• Work to complete:
Please repeat all of the listing exactly.

>> Begin Entries supplied

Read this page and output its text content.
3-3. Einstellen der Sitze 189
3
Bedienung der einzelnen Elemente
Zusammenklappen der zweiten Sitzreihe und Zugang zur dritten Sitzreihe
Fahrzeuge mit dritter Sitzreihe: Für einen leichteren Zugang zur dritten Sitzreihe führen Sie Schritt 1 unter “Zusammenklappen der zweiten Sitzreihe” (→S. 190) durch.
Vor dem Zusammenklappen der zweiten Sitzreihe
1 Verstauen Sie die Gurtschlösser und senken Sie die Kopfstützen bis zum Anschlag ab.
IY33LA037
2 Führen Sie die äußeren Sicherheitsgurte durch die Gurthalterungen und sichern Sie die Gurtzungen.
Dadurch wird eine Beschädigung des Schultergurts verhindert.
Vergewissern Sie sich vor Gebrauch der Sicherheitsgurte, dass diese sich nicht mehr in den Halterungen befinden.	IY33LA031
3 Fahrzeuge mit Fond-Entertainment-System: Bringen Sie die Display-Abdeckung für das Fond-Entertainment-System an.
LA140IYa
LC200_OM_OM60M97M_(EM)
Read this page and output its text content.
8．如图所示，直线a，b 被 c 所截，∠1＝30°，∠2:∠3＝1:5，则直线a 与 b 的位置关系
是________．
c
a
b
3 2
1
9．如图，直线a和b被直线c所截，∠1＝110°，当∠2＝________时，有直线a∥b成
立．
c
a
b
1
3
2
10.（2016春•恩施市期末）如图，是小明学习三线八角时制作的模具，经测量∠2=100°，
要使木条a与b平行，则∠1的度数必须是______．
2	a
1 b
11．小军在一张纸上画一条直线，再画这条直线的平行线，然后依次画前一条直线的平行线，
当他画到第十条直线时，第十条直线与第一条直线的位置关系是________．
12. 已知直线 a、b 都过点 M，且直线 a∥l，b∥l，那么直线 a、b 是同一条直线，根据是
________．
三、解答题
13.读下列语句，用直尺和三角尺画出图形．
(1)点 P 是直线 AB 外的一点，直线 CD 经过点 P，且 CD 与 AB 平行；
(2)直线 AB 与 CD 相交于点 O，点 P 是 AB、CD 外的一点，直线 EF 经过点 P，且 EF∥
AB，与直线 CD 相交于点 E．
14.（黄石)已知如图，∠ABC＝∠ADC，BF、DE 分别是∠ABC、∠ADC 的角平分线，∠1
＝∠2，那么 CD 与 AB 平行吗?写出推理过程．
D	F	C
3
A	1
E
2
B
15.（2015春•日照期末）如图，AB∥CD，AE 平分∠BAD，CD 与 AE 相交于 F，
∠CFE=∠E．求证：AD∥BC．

>> End Entries supplied

• Solution to this task:
Read this page and output its text content.
3-3. Einstellen der Sitze 189
3
Bedienung der einzelnen Elemente
Zusammenklappen der zweiten Sitzreihe und Zugang zur dritten Sitzreihe
Fahrzeuge mit dritter Sitzreihe: Für einen leichteren Zugang zur dritten Sitzreihe führen Sie Schritt 1 unter “Zusammenklappen der zweiten Sitzreihe” (→S. 190) durch.
Vor dem Zusammenklappen der zweiten Sitzreihe
1 Verstauen Sie die Gurtschlösser und senken Sie die Kopfstützen bis zum Anschlag ab.
IY33LA037
2 Führen Sie die äußeren Sicherheitsgurte durch die Gurthalterungen und sichern Sie die Gurtzungen.
Dadurch wird eine Beschädigung des Schultergurts verhindert.
Vergewissern Sie sich vor Gebrauch der Sicherheitsgurte, dass diese sich nicht mehr in den Halterungen befinden.	IY33LA031
3 Fahrzeuge mit Fond-Entertainment-System: Bringen Sie die Display-Abdeckung für das Fond-Entertainment-System an.
LA140IYa
LC200_OM_OM60M97M_(EM)
Read this page and output its text content.
8．如图所示，直线a，b 被 c 所截，∠1＝30°，∠2:∠3＝1:5，则直线a 与 b 的位置关系
是________．
c
a
b
3 2
1
9．如图，直线a和b被直线c所截，∠1＝110°，当∠2＝________时，有直线a∥b成
立．
c
a
b
1
3
2
10.（2016春•恩施市期末）如图，是小明学习三线八角时制作的模具，经测量∠2=100°，
要使木条a与b平行，则∠1的度数必须是______．
2	a
1 b
11．小军在一张纸上画一条直线，再画这条直线的平行线，然后依次画前一条直线的平行线，
当他画到第十条直线时，第十条直线与第一条直线的位置关系是________．
12. 已知直线 a、b 都过点 M，且直线 a∥l，b∥l，那么直线 a、b 是同一条直线，根据是
________．
三、解答题
13.读下列语句，用直尺和三角尺画出图形．
(1)点 P 是直线 AB 外的一点，直线 CD 经过点 P，且 CD 与 AB 平行；
(2)直线 AB 与 CD 相交于点 O，点 P 是 AB、CD 外的一点，直线 EF 经过点 P，且 EF∥
AB，与直线 CD 相交于点 E．
14.（黄石)已知如图，∠ABC＝∠ADC，BF、DE 分别是∠ABC、∠ADC 的角平分线，∠1
＝∠2，那么 CD 与 AB 平行吗?写出推理过程．
D	F	C
3
A	1
E
2
B
15.（2015春•日照期末）如图，AB∥CD，AE 平分∠BAD，CD 与 AE 相交于 F，
∠CFE=∠E．求证：AD∥BC．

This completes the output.